GOAL OF THE EXERCISE:
Give back exactly the lines running from the line with "Extract all readable text from this page." to the end of the entries, and only those lines.

++++++++++

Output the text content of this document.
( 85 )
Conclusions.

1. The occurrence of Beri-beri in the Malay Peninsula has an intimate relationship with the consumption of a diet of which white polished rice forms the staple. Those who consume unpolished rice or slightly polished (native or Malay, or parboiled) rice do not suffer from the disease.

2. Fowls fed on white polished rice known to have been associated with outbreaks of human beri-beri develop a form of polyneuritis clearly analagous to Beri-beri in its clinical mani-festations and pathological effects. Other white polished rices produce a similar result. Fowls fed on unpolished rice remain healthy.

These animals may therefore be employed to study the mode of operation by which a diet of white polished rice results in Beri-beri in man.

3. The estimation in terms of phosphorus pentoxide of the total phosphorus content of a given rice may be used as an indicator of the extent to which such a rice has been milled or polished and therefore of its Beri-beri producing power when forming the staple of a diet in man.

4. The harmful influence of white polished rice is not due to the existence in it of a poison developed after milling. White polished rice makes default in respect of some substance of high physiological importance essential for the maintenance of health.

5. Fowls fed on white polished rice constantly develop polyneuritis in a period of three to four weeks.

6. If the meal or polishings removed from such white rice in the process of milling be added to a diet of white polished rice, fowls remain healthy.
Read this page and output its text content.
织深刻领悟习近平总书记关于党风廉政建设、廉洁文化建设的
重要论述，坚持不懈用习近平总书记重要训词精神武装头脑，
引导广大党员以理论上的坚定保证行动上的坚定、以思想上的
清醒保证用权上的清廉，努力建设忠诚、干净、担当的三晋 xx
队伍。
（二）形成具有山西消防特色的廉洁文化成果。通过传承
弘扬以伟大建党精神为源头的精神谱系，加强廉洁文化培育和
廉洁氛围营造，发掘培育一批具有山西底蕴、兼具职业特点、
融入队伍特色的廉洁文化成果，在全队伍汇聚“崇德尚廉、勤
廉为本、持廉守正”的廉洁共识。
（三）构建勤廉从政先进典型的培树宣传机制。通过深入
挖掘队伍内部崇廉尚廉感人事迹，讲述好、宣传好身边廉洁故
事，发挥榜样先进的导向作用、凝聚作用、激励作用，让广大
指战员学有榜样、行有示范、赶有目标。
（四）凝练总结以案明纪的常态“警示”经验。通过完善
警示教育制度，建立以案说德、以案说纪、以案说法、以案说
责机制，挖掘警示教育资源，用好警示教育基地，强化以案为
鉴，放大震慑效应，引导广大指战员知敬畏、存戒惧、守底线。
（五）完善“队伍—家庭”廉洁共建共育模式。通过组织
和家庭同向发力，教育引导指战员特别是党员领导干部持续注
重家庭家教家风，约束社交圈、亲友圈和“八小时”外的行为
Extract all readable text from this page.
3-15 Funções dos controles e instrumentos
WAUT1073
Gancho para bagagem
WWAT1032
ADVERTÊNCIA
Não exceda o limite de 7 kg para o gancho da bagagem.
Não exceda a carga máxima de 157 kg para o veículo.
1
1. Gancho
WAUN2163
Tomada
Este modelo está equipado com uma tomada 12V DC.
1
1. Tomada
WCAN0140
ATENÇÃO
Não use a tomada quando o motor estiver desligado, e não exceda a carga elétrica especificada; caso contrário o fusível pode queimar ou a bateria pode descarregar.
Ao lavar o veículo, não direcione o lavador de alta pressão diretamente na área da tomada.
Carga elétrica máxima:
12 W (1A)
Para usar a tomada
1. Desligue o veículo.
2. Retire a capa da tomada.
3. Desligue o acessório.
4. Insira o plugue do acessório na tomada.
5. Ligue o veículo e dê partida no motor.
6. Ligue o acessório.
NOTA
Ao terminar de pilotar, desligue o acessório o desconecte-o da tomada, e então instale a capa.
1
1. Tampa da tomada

++++++++++

ANSWER TO THE EXERCISE:
Extract all readable text from this page.
3-15 Funções dos controles e instrumentos
WAUT1073
Gancho para bagagem
WWAT1032
ADVERTÊNCIA
Não exceda o limite de 7 kg para o gancho da bagagem.
Não exceda a carga máxima de 157 kg para o veículo.
1
1. Gancho
WAUN2163
Tomada
Este modelo está equipado com uma tomada 12V DC.
1
1. Tomada
WCAN0140
ATENÇÃO
Não use a tomada quando o motor estiver desligado, e não exceda a carga elétrica especificada; caso contrário o fusível pode queimar ou a bateria pode descarregar.
Ao lavar o veículo, não direcione o lavador de alta pressão diretamente na área da tomada.
Carga elétrica máxima:
12 W (1A)
Para usar a tomada
1. Desligue o veículo.
2. Retire a capa da tomada.
3. Desligue o acessório.
4. Insira o plugue do acessório na tomada.
5. Ligue o veículo e dê partida no motor.
6. Ligue o acessório.
NOTA
Ao terminar de pilotar, desligue o acessório o desconecte-o da tomada, e então instale a capa.
1
1. Tampa da tomada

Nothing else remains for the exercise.